- Raw data -
— begin —

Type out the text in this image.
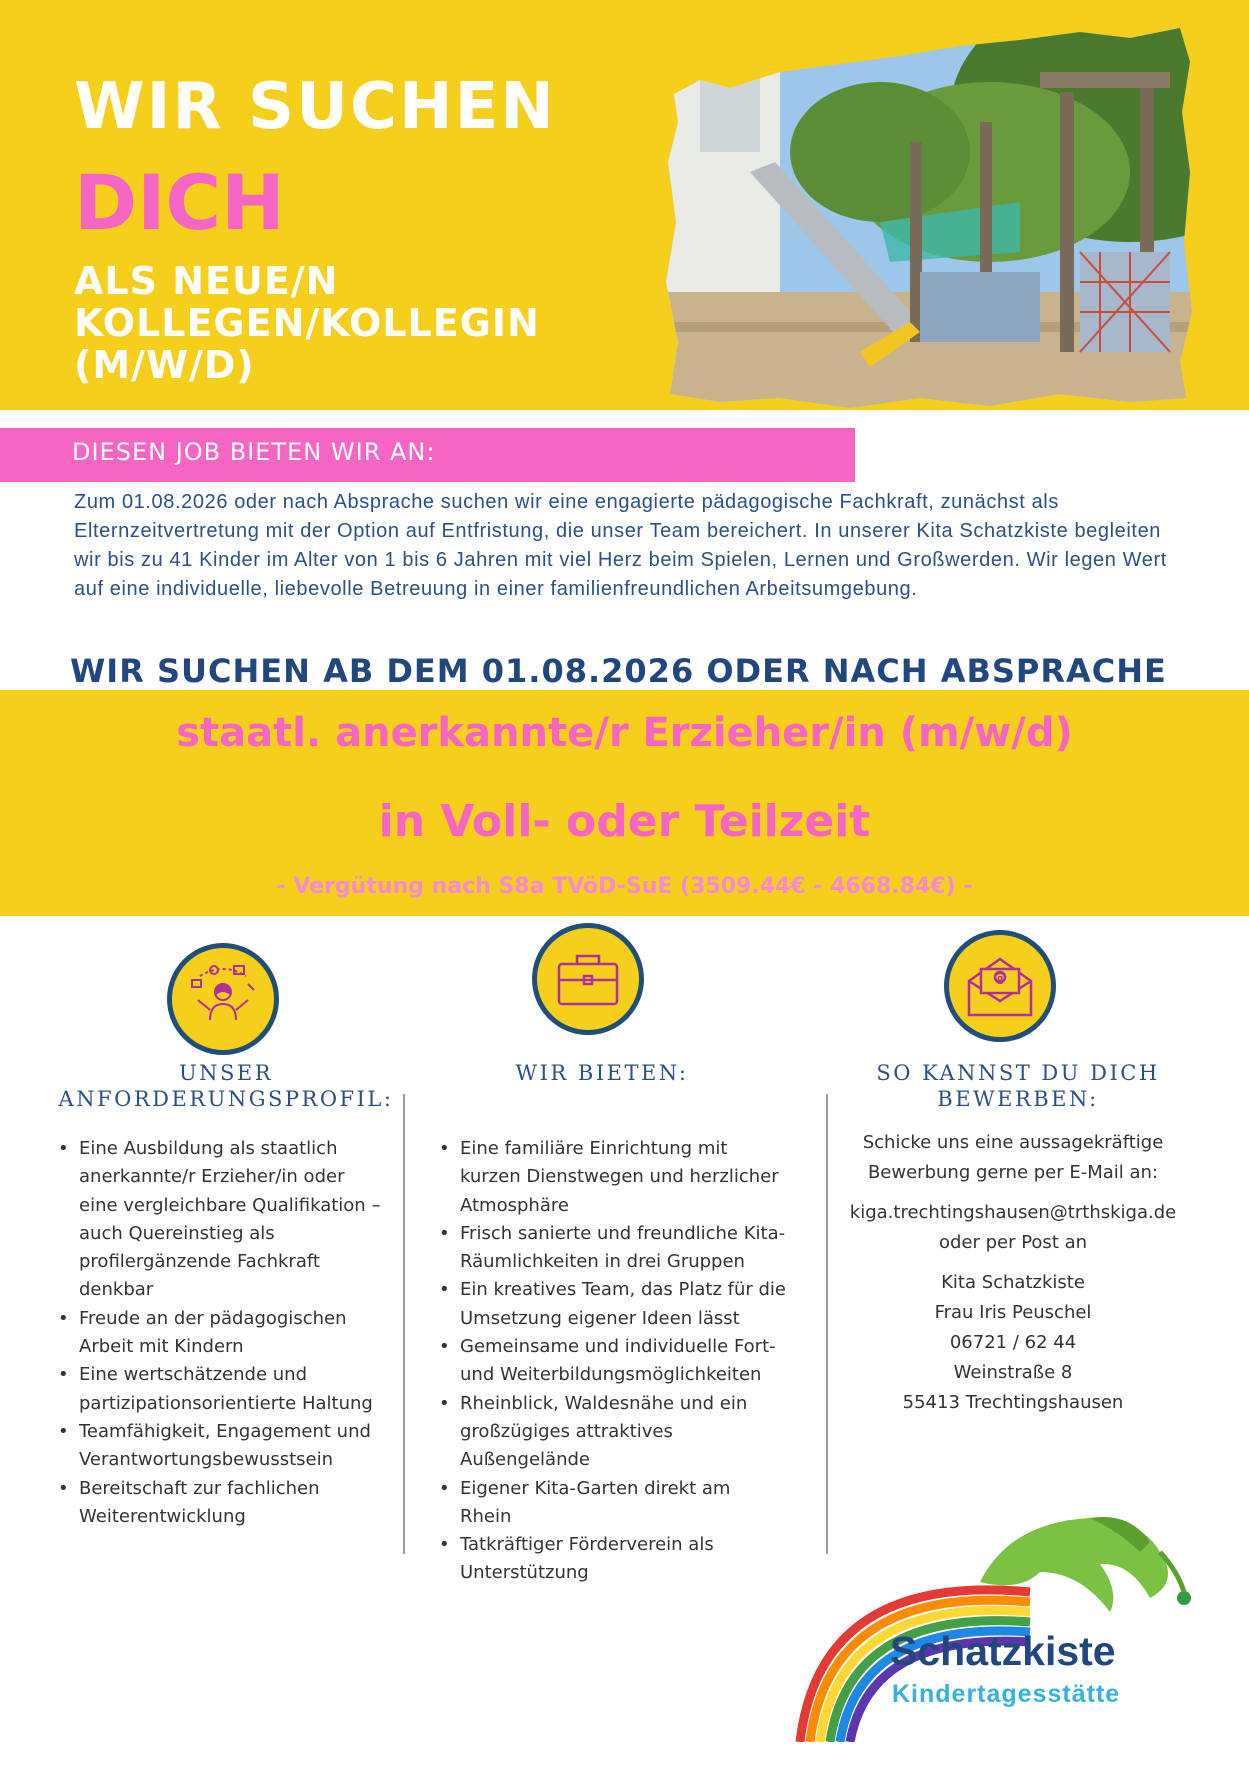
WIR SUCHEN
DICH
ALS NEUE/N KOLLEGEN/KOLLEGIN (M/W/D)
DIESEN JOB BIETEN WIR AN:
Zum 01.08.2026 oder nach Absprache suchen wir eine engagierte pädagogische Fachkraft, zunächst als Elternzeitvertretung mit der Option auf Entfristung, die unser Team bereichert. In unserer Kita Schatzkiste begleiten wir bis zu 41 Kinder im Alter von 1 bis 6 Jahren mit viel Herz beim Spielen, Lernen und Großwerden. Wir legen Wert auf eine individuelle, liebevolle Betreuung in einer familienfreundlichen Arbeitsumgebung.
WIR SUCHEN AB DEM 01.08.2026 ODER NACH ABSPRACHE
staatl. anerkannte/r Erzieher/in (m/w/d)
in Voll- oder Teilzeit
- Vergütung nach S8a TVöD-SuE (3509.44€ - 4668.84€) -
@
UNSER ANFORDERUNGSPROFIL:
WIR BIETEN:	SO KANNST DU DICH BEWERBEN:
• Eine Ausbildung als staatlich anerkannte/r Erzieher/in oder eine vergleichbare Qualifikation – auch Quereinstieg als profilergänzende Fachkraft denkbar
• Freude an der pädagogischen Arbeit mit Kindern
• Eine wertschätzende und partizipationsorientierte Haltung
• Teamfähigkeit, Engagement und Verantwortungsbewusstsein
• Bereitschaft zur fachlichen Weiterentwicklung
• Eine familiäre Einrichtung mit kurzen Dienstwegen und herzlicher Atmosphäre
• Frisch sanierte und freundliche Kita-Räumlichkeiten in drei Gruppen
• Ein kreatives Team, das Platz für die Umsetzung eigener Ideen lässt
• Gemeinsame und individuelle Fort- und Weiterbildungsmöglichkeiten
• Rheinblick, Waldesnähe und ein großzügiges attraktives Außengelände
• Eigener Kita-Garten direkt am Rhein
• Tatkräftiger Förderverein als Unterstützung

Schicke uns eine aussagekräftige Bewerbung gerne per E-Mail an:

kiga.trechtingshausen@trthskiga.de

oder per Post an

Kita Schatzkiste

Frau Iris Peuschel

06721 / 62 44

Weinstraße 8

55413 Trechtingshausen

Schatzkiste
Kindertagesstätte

— end —

- Work required -
Quote each line of the listing exactly, but leave the pictures out.

- Solution for this exercise -
Type out the text in this image.
WIR SUCHEN
DICH
ALS NEUE/N KOLLEGEN/KOLLEGIN (M/W/D)
DIESEN JOB BIETEN WIR AN:
Zum 01.08.2026 oder nach Absprache suchen wir eine engagierte pädagogische Fachkraft, zunächst als Elternzeitvertretung mit der Option auf Entfristung, die unser Team bereichert. In unserer Kita Schatzkiste begleiten wir bis zu 41 Kinder im Alter von 1 bis 6 Jahren mit viel Herz beim Spielen, Lernen und Großwerden. Wir legen Wert auf eine individuelle, liebevolle Betreuung in einer familienfreundlichen Arbeitsumgebung.
WIR SUCHEN AB DEM 01.08.2026 ODER NACH ABSPRACHE
staatl. anerkannte/r Erzieher/in (m/w/d)
in Voll- oder Teilzeit
- Vergütung nach S8a TVöD-SuE (3509.44€ - 4668.84€) -
@
UNSER ANFORDERUNGSPROFIL:
WIR BIETEN:	SO KANNST DU DICH BEWERBEN:
• Eine Ausbildung als staatlich anerkannte/r Erzieher/in oder eine vergleichbare Qualifikation – auch Quereinstieg als profilergänzende Fachkraft denkbar
• Freude an der pädagogischen Arbeit mit Kindern
• Eine wertschätzende und partizipationsorientierte Haltung
• Teamfähigkeit, Engagement und Verantwortungsbewusstsein
• Bereitschaft zur fachlichen Weiterentwicklung
• Eine familiäre Einrichtung mit kurzen Dienstwegen und herzlicher Atmosphäre
• Frisch sanierte und freundliche Kita-Räumlichkeiten in drei Gruppen
• Ein kreatives Team, das Platz für die Umsetzung eigener Ideen lässt
• Gemeinsame und individuelle Fort- und Weiterbildungsmöglichkeiten
• Rheinblick, Waldesnähe und ein großzügiges attraktives Außengelände
• Eigener Kita-Garten direkt am Rhein
• Tatkräftiger Förderverein als Unterstützung

Schicke uns eine aussagekräftige Bewerbung gerne per E-Mail an:

kiga.trechtingshausen@trthskiga.de

oder per Post an

Kita Schatzkiste

Frau Iris Peuschel

06721 / 62 44

Weinstraße 8

55413 Trechtingshausen

Schatzkiste
Kindertagesstätte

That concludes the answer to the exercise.